----- DATA FOR THIS EXERCISE

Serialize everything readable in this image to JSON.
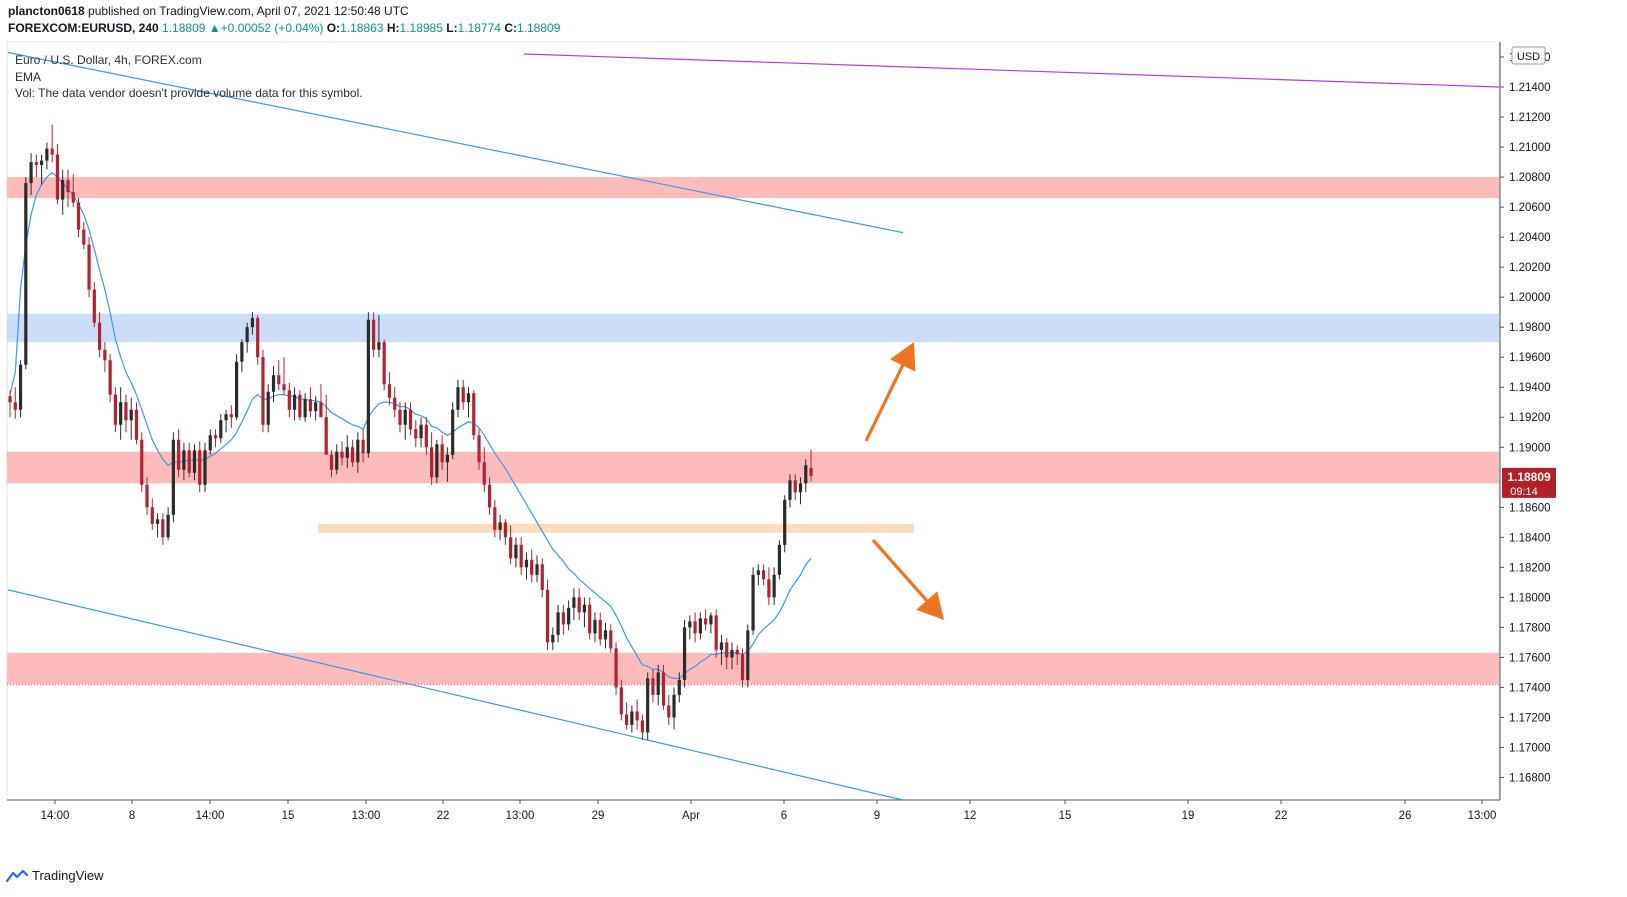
{
  "header": {
    "line1": "plancton0618 published on TradingView.com, April 07, 2021 12:50:48 UTC",
    "symbol": "FOREXCOM:EURUSD, 240",
    "last": "1.18809",
    "change": "+0.00052 (+0.04%)",
    "o_label": "O:",
    "o": "1.18863",
    "h_label": "H:",
    "h": "1.18985",
    "l_label": "L:",
    "l": "1.18774",
    "c_label": "C:",
    "c": "1.18809"
  },
  "legend": {
    "title": "Euro / U.S. Dollar, 4h, FOREX.com",
    "ema": "EMA",
    "vol": "Vol: The data vendor doesn't provide volume data for this symbol."
  },
  "price_badge": {
    "price": "1.18809",
    "countdown": "09:14"
  },
  "currency": "USD",
  "brand": "TradingView",
  "colors": {
    "up_candle": "#2b2b2b",
    "down_candle": "#b22234",
    "ema": "#3a9be8",
    "channel": "#3a9be8",
    "purple_line": "#b041d8",
    "red_zone": "#fdb7b7",
    "blue_zone": "#c9dbf8",
    "orange_zone": "#fcdcbc",
    "arrow": "#f07320",
    "badge": "#b3202a"
  },
  "chart_data": {
    "type": "candlestick",
    "symbol": "FOREXCOM:EURUSD",
    "interval": "240",
    "ylim": [
      1.1665,
      1.217
    ],
    "y_ticks": [
      "1.21600",
      "1.21400",
      "1.21200",
      "1.21000",
      "1.20800",
      "1.20600",
      "1.20400",
      "1.20200",
      "1.20000",
      "1.19800",
      "1.19600",
      "1.19400",
      "1.19200",
      "1.19000",
      "1.18600",
      "1.18400",
      "1.18200",
      "1.18000",
      "1.17800",
      "1.17600",
      "1.17400",
      "1.17200",
      "1.17000",
      "1.16800"
    ],
    "x_ticks": [
      "14:00",
      "8",
      "14:00",
      "15",
      "13:00",
      "22",
      "13:00",
      "29",
      "Apr",
      "6",
      "9",
      "12",
      "15",
      "19",
      "22",
      "26",
      "13:00"
    ],
    "last_price": 1.18809,
    "zones": [
      {
        "color": "red",
        "from": 1.2066,
        "to": 1.208
      },
      {
        "color": "blue",
        "from": 1.197,
        "to": 1.1989
      },
      {
        "color": "red",
        "from": 1.1876,
        "to": 1.1897
      },
      {
        "color": "orange",
        "from": 1.1843,
        "to": 1.1849
      },
      {
        "color": "red",
        "from": 1.1742,
        "to": 1.1763
      }
    ],
    "candles": [
      [
        1.1934,
        1.1938,
        1.192,
        1.193
      ],
      [
        1.193,
        1.194,
        1.1919,
        1.1925
      ],
      [
        1.1925,
        1.1958,
        1.192,
        1.1955
      ],
      [
        1.1955,
        1.208,
        1.1952,
        1.2076
      ],
      [
        1.2076,
        1.2096,
        1.2068,
        1.209
      ],
      [
        1.209,
        1.2095,
        1.208,
        1.2088
      ],
      [
        1.2088,
        1.2095,
        1.2075,
        1.2091
      ],
      [
        1.2091,
        1.2103,
        1.2085,
        1.2099
      ],
      [
        1.2099,
        1.2115,
        1.209,
        1.2095
      ],
      [
        1.2095,
        1.2102,
        1.2062,
        1.2065
      ],
      [
        1.2065,
        1.2085,
        1.2055,
        1.2078
      ],
      [
        1.2078,
        1.2085,
        1.206,
        1.207
      ],
      [
        1.207,
        1.2082,
        1.206,
        1.2063
      ],
      [
        1.2063,
        1.2066,
        1.204,
        1.2045
      ],
      [
        1.2045,
        1.205,
        1.2032,
        1.2035
      ],
      [
        1.2035,
        1.204,
        1.2,
        1.2005
      ],
      [
        1.2005,
        1.201,
        1.198,
        1.1983
      ],
      [
        1.1983,
        1.199,
        1.196,
        1.1965
      ],
      [
        1.1965,
        1.197,
        1.195,
        1.1958
      ],
      [
        1.1958,
        1.1962,
        1.193,
        1.1935
      ],
      [
        1.1935,
        1.194,
        1.191,
        1.1915
      ],
      [
        1.1915,
        1.194,
        1.1905,
        1.193
      ],
      [
        1.193,
        1.1935,
        1.191,
        1.1918
      ],
      [
        1.1918,
        1.1933,
        1.1905,
        1.1925
      ],
      [
        1.1925,
        1.193,
        1.1902,
        1.1905
      ],
      [
        1.1905,
        1.191,
        1.187,
        1.1875
      ],
      [
        1.1875,
        1.188,
        1.1855,
        1.186
      ],
      [
        1.186,
        1.1866,
        1.1845,
        1.1849
      ],
      [
        1.1849,
        1.1856,
        1.184,
        1.1852
      ],
      [
        1.1852,
        1.1856,
        1.1835,
        1.184
      ],
      [
        1.184,
        1.186,
        1.1838,
        1.1855
      ],
      [
        1.1855,
        1.191,
        1.185,
        1.1905
      ],
      [
        1.1905,
        1.1912,
        1.188,
        1.1885
      ],
      [
        1.1885,
        1.1903,
        1.1878,
        1.1898
      ],
      [
        1.1898,
        1.1903,
        1.188,
        1.1883
      ],
      [
        1.1883,
        1.1902,
        1.1878,
        1.1898
      ],
      [
        1.1898,
        1.1904,
        1.187,
        1.1875
      ],
      [
        1.1875,
        1.1903,
        1.187,
        1.1898
      ],
      [
        1.1898,
        1.1912,
        1.1895,
        1.1908
      ],
      [
        1.1908,
        1.1912,
        1.19,
        1.1906
      ],
      [
        1.1906,
        1.1922,
        1.1903,
        1.1918
      ],
      [
        1.1918,
        1.1925,
        1.191,
        1.1922
      ],
      [
        1.1922,
        1.1928,
        1.1913,
        1.192
      ],
      [
        1.192,
        1.1962,
        1.1918,
        1.1957
      ],
      [
        1.1957,
        1.1972,
        1.195,
        1.197
      ],
      [
        1.197,
        1.1983,
        1.1963,
        1.198
      ],
      [
        1.198,
        1.199,
        1.1975,
        1.1986
      ],
      [
        1.1986,
        1.1988,
        1.1955,
        1.196
      ],
      [
        1.196,
        1.1965,
        1.191,
        1.1915
      ],
      [
        1.1915,
        1.1942,
        1.191,
        1.1937
      ],
      [
        1.1937,
        1.1954,
        1.193,
        1.1948
      ],
      [
        1.1948,
        1.1958,
        1.1938,
        1.1942
      ],
      [
        1.1942,
        1.196,
        1.1935,
        1.1938
      ],
      [
        1.1938,
        1.1943,
        1.192,
        1.1925
      ],
      [
        1.1925,
        1.194,
        1.1918,
        1.1935
      ],
      [
        1.1935,
        1.1938,
        1.1918,
        1.192
      ],
      [
        1.192,
        1.1936,
        1.1917,
        1.1932
      ],
      [
        1.1932,
        1.194,
        1.192,
        1.1924
      ],
      [
        1.1924,
        1.1934,
        1.1918,
        1.193
      ],
      [
        1.193,
        1.1942,
        1.1925,
        1.192
      ],
      [
        1.192,
        1.1935,
        1.19,
        1.1895
      ],
      [
        1.1895,
        1.1898,
        1.188,
        1.1885
      ],
      [
        1.1885,
        1.1902,
        1.1882,
        1.1897
      ],
      [
        1.1897,
        1.1904,
        1.1888,
        1.1893
      ],
      [
        1.1893,
        1.1908,
        1.1886,
        1.19
      ],
      [
        1.19,
        1.1905,
        1.1887,
        1.189
      ],
      [
        1.189,
        1.191,
        1.1883,
        1.1905
      ],
      [
        1.1905,
        1.1912,
        1.189,
        1.1896
      ],
      [
        1.1896,
        1.199,
        1.1893,
        1.1985
      ],
      [
        1.1985,
        1.199,
        1.196,
        1.1965
      ],
      [
        1.1965,
        1.1988,
        1.196,
        1.197
      ],
      [
        1.197,
        1.1972,
        1.1938,
        1.1942
      ],
      [
        1.1942,
        1.195,
        1.1928,
        1.1933
      ],
      [
        1.1933,
        1.194,
        1.192,
        1.1925
      ],
      [
        1.1925,
        1.193,
        1.191,
        1.1915
      ],
      [
        1.1915,
        1.193,
        1.1905,
        1.1925
      ],
      [
        1.1925,
        1.193,
        1.1908,
        1.1912
      ],
      [
        1.1912,
        1.1918,
        1.19,
        1.1906
      ],
      [
        1.1906,
        1.192,
        1.19,
        1.1915
      ],
      [
        1.1915,
        1.192,
        1.1895,
        1.19
      ],
      [
        1.19,
        1.191,
        1.1875,
        1.188
      ],
      [
        1.188,
        1.1905,
        1.1876,
        1.1902
      ],
      [
        1.1902,
        1.1908,
        1.1885,
        1.189
      ],
      [
        1.189,
        1.19,
        1.1877,
        1.1895
      ],
      [
        1.1895,
        1.193,
        1.1892,
        1.1925
      ],
      [
        1.1925,
        1.1945,
        1.192,
        1.194
      ],
      [
        1.194,
        1.1945,
        1.1925,
        1.193
      ],
      [
        1.193,
        1.194,
        1.192,
        1.1936
      ],
      [
        1.1936,
        1.1938,
        1.1905,
        1.1908
      ],
      [
        1.1908,
        1.1912,
        1.1885,
        1.189
      ],
      [
        1.189,
        1.19,
        1.187,
        1.1875
      ],
      [
        1.1875,
        1.188,
        1.1855,
        1.186
      ],
      [
        1.186,
        1.1865,
        1.184,
        1.1845
      ],
      [
        1.1845,
        1.1855,
        1.1838,
        1.185
      ],
      [
        1.185,
        1.1852,
        1.1835,
        1.184
      ],
      [
        1.184,
        1.1848,
        1.1822,
        1.1826
      ],
      [
        1.1826,
        1.184,
        1.182,
        1.1835
      ],
      [
        1.1835,
        1.184,
        1.1815,
        1.182
      ],
      [
        1.182,
        1.183,
        1.1812,
        1.1825
      ],
      [
        1.1825,
        1.1832,
        1.181,
        1.1815
      ],
      [
        1.1815,
        1.1828,
        1.181,
        1.1822
      ],
      [
        1.1822,
        1.1826,
        1.18,
        1.1805
      ],
      [
        1.1805,
        1.1812,
        1.1765,
        1.177
      ],
      [
        1.177,
        1.178,
        1.1765,
        1.1775
      ],
      [
        1.1775,
        1.1795,
        1.177,
        1.179
      ],
      [
        1.179,
        1.1795,
        1.1775,
        1.1782
      ],
      [
        1.1782,
        1.1798,
        1.1778,
        1.1793
      ],
      [
        1.1793,
        1.1806,
        1.1785,
        1.18
      ],
      [
        1.18,
        1.1806,
        1.1785,
        1.179
      ],
      [
        1.179,
        1.18,
        1.178,
        1.1795
      ],
      [
        1.1795,
        1.18,
        1.1772,
        1.1776
      ],
      [
        1.1776,
        1.179,
        1.177,
        1.1785
      ],
      [
        1.1785,
        1.179,
        1.1768,
        1.1772
      ],
      [
        1.1772,
        1.1783,
        1.1766,
        1.1778
      ],
      [
        1.1778,
        1.1782,
        1.1763,
        1.1766
      ],
      [
        1.1766,
        1.177,
        1.1735,
        1.174
      ],
      [
        1.174,
        1.1745,
        1.1718,
        1.1722
      ],
      [
        1.1722,
        1.173,
        1.1712,
        1.1715
      ],
      [
        1.1715,
        1.1728,
        1.171,
        1.1724
      ],
      [
        1.1724,
        1.1732,
        1.1712,
        1.1718
      ],
      [
        1.1718,
        1.1722,
        1.1705,
        1.171
      ],
      [
        1.171,
        1.175,
        1.1705,
        1.1746
      ],
      [
        1.1746,
        1.1752,
        1.173,
        1.1735
      ],
      [
        1.1735,
        1.1755,
        1.1728,
        1.175
      ],
      [
        1.175,
        1.1755,
        1.1725,
        1.1728
      ],
      [
        1.1728,
        1.1735,
        1.1715,
        1.172
      ],
      [
        1.172,
        1.174,
        1.1712,
        1.1735
      ],
      [
        1.1735,
        1.175,
        1.173,
        1.1745
      ],
      [
        1.1745,
        1.1785,
        1.174,
        1.178
      ],
      [
        1.178,
        1.1788,
        1.1772,
        1.1784
      ],
      [
        1.1784,
        1.179,
        1.177,
        1.1776
      ],
      [
        1.1776,
        1.179,
        1.1772,
        1.1786
      ],
      [
        1.1786,
        1.1792,
        1.1778,
        1.1782
      ],
      [
        1.1782,
        1.179,
        1.1776,
        1.1788
      ],
      [
        1.1788,
        1.1792,
        1.176,
        1.1765
      ],
      [
        1.1765,
        1.1775,
        1.1755,
        1.177
      ],
      [
        1.177,
        1.1773,
        1.1752,
        1.176
      ],
      [
        1.176,
        1.177,
        1.1752,
        1.1765
      ],
      [
        1.1765,
        1.1768,
        1.1755,
        1.1762
      ],
      [
        1.1762,
        1.1766,
        1.174,
        1.1745
      ],
      [
        1.1745,
        1.1782,
        1.174,
        1.1778
      ],
      [
        1.1778,
        1.182,
        1.1775,
        1.1815
      ],
      [
        1.1815,
        1.1822,
        1.1808,
        1.1818
      ],
      [
        1.1818,
        1.1822,
        1.1808,
        1.1812
      ],
      [
        1.1812,
        1.182,
        1.1795,
        1.18
      ],
      [
        1.18,
        1.182,
        1.1795,
        1.1815
      ],
      [
        1.1815,
        1.1838,
        1.1812,
        1.1835
      ],
      [
        1.1835,
        1.1868,
        1.183,
        1.1865
      ],
      [
        1.1865,
        1.1882,
        1.186,
        1.1878
      ],
      [
        1.1878,
        1.1882,
        1.1865,
        1.187
      ],
      [
        1.187,
        1.188,
        1.1862,
        1.1876
      ],
      [
        1.1876,
        1.1892,
        1.187,
        1.1888
      ],
      [
        1.18863,
        1.18985,
        1.18774,
        1.18809
      ]
    ],
    "ema": [
      1.1935,
      1.195,
      1.2005,
      1.2035,
      1.2055,
      1.2068,
      1.2075,
      1.208,
      1.2083,
      1.208,
      1.2076,
      1.2072,
      1.2068,
      1.2062,
      1.2055,
      1.2045,
      1.2032,
      1.2018,
      1.2005,
      1.199,
      1.1972,
      1.196,
      1.195,
      1.1943,
      1.1935,
      1.1925,
      1.1915,
      1.1905,
      1.1898,
      1.1892,
      1.1888,
      1.189,
      1.189,
      1.1891,
      1.1891,
      1.1892,
      1.1891,
      1.1892,
      1.1894,
      1.1896,
      1.1899,
      1.1902,
      1.1905,
      1.191,
      1.1917,
      1.1924,
      1.1932,
      1.1935,
      1.1932,
      1.1932,
      1.1934,
      1.1935,
      1.1935,
      1.1934,
      1.1934,
      1.1932,
      1.1932,
      1.1931,
      1.1931,
      1.193,
      1.1927,
      1.1923,
      1.1921,
      1.1919,
      1.1917,
      1.1915,
      1.1914,
      1.1912,
      1.192,
      1.1925,
      1.1929,
      1.193,
      1.193,
      1.1929,
      1.1927,
      1.1927,
      1.1925,
      1.1922,
      1.1921,
      1.1919,
      1.1914,
      1.1913,
      1.191,
      1.1908,
      1.191,
      1.1913,
      1.1915,
      1.1917,
      1.1916,
      1.1913,
      1.1908,
      1.1902,
      1.1896,
      1.1891,
      1.1886,
      1.188,
      1.1874,
      1.1868,
      1.1862,
      1.1856,
      1.185,
      1.1844,
      1.1838,
      1.1832,
      1.1828,
      1.1824,
      1.1819,
      1.1816,
      1.1812,
      1.1809,
      1.1806,
      1.1803,
      1.18,
      1.1797,
      1.1794,
      1.1788,
      1.1781,
      1.1773,
      1.1767,
      1.1761,
      1.1755,
      1.1754,
      1.1752,
      1.1752,
      1.175,
      1.1747,
      1.1746,
      1.1746,
      1.1749,
      1.1752,
      1.1754,
      1.1757,
      1.1759,
      1.1762,
      1.1762,
      1.1763,
      1.1763,
      1.1763,
      1.1763,
      1.1762,
      1.1764,
      1.1769,
      1.1775,
      1.1779,
      1.1782,
      1.1785,
      1.179,
      1.1797,
      1.1805,
      1.181,
      1.1815,
      1.1822,
      1.1826
    ],
    "trendlines": [
      {
        "name": "upper-channel",
        "color": "blue",
        "from": [
          0,
          1.2163
        ],
        "to": [
          148,
          1.2043
        ]
      },
      {
        "name": "lower-channel",
        "color": "blue",
        "from": [
          0,
          1.1805
        ],
        "to": [
          148,
          1.1665
        ]
      },
      {
        "name": "purple-line",
        "color": "purple",
        "from": [
          85,
          1.2162
        ],
        "to": [
          246,
          1.214
        ]
      }
    ],
    "scenarios": [
      {
        "direction": "up",
        "from": [
          142,
          1.19
        ],
        "to": [
          150,
          1.1966
        ]
      },
      {
        "direction": "down",
        "from": [
          143,
          1.184
        ],
        "to": [
          155,
          1.1786
        ]
      }
    ],
    "grid": false
  }
}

----------

WORK REQUIRED:
Show the lines of the records that contain the word "symbol".

RESPONSE BELOW:
    "symbol": "FOREXCOM:EURUSD, 240",
    "vol": "Vol: The data vendor doesn't provide volume data for this symbol."
    "symbol": "FOREXCOM:EURUSD",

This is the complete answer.